+++ Rows +++
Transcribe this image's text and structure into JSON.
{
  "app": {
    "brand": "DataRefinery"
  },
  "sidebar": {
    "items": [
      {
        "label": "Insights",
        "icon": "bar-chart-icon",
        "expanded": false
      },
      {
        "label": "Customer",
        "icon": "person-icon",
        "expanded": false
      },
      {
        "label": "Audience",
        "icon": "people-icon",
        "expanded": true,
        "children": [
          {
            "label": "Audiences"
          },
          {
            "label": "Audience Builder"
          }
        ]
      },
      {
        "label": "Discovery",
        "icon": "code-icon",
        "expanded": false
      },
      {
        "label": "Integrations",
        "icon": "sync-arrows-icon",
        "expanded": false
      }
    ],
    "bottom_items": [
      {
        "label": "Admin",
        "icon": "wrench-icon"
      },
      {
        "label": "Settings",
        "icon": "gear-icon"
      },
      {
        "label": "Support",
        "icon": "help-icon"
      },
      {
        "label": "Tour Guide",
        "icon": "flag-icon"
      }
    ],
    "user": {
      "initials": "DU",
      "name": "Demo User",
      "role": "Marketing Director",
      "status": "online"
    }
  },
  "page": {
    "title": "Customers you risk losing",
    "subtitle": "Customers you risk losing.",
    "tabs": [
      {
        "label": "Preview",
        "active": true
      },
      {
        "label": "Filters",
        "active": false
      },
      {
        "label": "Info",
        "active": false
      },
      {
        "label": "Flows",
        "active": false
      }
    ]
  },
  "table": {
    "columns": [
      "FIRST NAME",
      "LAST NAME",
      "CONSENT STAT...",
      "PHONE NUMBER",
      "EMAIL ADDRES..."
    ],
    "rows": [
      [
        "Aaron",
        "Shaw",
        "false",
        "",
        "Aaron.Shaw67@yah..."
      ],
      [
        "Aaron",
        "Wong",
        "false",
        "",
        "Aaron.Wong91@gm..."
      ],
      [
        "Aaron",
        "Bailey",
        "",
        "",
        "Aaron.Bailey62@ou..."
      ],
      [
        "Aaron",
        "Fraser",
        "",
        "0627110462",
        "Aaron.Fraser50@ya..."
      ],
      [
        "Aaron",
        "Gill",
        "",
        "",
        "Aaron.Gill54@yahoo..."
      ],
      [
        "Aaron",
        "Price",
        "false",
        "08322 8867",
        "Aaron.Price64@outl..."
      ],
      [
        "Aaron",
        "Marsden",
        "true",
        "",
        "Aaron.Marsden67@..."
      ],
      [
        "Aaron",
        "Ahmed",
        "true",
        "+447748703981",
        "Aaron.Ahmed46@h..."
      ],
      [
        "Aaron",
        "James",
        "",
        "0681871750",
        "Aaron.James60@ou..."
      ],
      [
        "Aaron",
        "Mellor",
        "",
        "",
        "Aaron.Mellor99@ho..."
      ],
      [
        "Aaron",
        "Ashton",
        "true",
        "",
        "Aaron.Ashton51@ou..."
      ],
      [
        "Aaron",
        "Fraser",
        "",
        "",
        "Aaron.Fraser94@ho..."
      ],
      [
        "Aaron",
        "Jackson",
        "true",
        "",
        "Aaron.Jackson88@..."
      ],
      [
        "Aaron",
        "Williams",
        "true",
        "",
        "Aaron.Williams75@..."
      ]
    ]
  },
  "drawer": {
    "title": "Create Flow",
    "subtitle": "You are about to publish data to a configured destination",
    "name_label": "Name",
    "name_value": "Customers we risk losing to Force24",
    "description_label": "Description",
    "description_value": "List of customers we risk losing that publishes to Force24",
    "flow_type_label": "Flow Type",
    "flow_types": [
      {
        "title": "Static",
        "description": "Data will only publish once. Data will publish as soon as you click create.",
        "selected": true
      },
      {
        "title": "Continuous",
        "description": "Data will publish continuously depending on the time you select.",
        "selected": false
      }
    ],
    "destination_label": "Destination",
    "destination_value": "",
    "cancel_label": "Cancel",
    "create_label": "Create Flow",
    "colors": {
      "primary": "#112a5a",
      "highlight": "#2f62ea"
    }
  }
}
+++
Aim - Take every line above carrying "subtitle" and return it.

Response to this task -
    "subtitle": "Customers you risk losing.",
    "subtitle": "You are about to publish data to a configured destination",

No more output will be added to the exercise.